Given request >> Only the number is wanted: how many lines of the data contain "prefered"?

[BEGIN]

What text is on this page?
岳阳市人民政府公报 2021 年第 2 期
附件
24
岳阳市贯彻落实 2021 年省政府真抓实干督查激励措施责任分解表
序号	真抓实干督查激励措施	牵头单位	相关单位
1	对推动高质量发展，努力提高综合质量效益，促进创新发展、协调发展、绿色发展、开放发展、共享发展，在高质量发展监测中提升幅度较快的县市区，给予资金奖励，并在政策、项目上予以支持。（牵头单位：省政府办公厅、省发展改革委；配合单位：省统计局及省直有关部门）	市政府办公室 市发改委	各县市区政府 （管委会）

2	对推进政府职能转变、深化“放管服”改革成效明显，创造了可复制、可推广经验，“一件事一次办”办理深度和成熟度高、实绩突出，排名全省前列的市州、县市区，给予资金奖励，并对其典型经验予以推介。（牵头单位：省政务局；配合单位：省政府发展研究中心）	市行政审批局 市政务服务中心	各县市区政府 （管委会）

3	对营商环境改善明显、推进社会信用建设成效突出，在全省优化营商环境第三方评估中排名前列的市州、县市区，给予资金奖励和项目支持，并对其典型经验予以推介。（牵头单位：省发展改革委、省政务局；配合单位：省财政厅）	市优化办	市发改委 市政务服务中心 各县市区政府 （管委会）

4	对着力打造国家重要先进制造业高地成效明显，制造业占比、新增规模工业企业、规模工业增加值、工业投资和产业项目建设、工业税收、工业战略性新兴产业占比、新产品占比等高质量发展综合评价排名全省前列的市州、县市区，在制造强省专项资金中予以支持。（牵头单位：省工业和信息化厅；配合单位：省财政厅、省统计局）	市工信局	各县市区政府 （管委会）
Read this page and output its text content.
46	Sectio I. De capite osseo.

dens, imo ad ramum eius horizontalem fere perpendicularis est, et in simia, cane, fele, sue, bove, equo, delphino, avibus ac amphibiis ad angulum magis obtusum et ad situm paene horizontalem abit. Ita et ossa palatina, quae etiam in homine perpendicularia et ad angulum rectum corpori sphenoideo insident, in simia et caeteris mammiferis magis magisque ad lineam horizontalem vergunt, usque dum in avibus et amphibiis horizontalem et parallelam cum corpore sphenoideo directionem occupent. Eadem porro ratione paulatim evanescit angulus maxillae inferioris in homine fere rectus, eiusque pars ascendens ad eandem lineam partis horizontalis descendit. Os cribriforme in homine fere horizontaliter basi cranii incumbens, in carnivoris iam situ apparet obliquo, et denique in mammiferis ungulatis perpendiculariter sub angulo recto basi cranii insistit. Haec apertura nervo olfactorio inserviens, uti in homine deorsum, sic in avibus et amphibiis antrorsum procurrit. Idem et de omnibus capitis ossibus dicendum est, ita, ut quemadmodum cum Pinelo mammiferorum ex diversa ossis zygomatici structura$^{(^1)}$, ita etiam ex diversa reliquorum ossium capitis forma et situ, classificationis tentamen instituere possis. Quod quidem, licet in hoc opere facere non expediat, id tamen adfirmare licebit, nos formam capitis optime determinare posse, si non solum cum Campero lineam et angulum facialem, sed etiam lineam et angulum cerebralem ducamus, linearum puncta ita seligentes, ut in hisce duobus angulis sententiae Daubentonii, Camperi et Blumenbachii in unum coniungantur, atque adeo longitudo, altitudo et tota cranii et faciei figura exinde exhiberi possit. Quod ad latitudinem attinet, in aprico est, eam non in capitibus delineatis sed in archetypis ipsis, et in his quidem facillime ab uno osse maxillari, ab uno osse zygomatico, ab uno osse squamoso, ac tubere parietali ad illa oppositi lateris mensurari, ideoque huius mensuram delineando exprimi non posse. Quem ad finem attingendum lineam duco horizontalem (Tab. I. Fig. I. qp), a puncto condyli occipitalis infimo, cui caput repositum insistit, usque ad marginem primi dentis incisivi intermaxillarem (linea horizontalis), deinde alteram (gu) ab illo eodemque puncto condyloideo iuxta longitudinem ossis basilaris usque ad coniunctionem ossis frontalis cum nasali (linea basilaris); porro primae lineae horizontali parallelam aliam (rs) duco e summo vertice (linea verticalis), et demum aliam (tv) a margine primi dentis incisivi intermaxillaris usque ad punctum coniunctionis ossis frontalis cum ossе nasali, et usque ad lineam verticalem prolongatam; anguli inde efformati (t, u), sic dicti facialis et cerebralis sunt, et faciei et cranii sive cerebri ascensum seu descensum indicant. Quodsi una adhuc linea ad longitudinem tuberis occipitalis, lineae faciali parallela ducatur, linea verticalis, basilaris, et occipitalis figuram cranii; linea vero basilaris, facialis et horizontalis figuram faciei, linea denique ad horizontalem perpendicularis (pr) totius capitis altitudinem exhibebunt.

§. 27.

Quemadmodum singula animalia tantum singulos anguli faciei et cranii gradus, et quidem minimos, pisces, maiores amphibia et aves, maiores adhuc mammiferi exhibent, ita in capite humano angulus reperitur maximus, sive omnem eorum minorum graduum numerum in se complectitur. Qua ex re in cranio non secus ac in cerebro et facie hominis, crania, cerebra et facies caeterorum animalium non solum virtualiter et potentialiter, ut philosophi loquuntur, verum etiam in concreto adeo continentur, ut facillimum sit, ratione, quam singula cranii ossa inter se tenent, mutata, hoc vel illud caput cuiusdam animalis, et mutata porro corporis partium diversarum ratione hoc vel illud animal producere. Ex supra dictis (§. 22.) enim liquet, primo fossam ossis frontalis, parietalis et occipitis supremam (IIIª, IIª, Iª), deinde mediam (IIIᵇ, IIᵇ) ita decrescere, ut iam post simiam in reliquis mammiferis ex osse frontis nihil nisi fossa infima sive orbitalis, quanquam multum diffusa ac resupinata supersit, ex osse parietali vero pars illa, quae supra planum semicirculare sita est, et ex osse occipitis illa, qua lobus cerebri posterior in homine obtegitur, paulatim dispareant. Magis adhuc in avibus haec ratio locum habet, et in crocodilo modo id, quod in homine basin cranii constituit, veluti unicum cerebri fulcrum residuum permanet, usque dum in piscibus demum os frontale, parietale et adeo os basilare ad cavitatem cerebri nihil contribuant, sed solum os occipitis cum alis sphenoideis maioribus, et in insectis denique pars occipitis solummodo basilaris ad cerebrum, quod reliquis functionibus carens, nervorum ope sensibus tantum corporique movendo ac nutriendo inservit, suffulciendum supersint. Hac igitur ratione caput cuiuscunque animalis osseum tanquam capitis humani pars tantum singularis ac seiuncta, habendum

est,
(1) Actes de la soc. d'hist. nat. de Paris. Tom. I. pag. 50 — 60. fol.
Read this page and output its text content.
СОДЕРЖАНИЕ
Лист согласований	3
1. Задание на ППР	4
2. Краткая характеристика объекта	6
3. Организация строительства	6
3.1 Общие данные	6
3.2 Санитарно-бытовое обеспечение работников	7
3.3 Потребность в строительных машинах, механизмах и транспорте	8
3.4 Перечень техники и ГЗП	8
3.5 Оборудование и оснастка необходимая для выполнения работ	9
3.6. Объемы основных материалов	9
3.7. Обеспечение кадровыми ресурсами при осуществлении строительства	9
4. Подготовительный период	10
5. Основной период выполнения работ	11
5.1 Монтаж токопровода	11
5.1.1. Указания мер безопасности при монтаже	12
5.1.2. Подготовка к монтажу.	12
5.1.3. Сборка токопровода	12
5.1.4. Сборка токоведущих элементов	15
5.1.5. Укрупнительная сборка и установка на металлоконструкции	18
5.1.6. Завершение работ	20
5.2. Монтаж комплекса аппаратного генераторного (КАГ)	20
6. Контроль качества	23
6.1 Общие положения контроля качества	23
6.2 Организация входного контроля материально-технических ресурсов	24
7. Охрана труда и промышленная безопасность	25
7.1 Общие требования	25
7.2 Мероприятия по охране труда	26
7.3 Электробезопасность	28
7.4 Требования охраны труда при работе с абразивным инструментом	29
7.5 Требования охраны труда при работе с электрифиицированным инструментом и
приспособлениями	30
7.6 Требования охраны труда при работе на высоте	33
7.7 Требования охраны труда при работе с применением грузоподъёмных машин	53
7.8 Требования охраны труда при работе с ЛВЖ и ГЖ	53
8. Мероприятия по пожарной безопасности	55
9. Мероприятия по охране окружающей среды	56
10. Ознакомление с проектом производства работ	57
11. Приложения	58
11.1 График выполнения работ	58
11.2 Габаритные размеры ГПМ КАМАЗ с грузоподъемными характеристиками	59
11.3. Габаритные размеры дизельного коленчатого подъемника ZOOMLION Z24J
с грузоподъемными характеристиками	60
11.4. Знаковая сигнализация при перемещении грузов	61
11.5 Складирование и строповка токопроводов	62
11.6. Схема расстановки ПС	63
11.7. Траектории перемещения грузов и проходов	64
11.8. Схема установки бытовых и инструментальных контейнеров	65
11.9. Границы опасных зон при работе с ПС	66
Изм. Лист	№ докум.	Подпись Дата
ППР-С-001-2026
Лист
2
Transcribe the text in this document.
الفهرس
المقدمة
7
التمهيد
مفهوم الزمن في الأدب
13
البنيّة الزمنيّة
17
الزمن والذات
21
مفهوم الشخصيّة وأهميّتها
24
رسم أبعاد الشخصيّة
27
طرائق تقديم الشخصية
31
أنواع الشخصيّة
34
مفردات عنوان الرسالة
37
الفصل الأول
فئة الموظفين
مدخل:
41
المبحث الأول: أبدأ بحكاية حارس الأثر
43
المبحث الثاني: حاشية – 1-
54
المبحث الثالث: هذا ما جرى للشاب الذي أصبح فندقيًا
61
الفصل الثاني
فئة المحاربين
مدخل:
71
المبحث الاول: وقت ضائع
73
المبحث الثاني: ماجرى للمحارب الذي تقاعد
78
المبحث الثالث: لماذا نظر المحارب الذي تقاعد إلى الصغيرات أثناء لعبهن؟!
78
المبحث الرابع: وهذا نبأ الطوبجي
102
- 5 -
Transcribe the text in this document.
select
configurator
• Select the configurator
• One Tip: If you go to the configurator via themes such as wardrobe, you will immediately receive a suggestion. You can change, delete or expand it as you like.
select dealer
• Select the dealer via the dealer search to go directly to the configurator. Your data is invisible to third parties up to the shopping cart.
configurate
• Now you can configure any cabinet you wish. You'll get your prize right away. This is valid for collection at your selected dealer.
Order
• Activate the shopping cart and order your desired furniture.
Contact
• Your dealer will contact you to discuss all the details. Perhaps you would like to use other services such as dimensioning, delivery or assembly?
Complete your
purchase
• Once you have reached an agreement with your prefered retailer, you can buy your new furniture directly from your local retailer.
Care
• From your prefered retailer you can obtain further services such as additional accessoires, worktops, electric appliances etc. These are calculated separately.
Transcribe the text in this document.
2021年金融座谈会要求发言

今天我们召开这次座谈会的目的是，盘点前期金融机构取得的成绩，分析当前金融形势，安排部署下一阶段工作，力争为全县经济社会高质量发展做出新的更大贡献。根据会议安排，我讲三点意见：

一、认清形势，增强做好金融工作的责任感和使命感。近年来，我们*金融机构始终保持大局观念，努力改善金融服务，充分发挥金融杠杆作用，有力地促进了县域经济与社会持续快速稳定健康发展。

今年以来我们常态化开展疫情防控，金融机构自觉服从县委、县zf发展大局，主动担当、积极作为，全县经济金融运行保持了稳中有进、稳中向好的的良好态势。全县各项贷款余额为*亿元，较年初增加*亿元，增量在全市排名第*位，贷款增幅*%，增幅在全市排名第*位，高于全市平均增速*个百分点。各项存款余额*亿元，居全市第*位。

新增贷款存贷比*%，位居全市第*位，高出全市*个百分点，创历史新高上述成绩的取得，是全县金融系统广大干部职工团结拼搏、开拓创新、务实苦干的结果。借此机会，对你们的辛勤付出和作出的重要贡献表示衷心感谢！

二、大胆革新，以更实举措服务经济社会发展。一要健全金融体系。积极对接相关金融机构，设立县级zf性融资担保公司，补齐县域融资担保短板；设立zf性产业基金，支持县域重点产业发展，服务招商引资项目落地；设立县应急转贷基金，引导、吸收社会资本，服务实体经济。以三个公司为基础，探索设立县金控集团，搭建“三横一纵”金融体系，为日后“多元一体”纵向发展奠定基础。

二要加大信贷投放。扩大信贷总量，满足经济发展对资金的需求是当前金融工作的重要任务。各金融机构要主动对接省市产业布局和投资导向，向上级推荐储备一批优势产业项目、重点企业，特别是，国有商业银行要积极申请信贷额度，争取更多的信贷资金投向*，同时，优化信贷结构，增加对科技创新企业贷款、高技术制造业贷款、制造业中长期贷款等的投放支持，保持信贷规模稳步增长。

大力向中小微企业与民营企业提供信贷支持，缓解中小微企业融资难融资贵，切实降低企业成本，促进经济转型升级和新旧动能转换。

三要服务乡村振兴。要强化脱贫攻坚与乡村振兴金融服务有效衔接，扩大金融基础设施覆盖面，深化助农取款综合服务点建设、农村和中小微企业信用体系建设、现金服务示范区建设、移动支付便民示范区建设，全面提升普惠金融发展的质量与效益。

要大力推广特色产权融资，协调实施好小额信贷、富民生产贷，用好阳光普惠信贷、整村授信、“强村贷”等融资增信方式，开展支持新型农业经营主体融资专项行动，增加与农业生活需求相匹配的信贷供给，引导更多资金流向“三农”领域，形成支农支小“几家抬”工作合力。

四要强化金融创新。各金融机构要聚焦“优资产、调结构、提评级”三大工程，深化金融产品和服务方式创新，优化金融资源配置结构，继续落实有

[END]

Full answer >> 2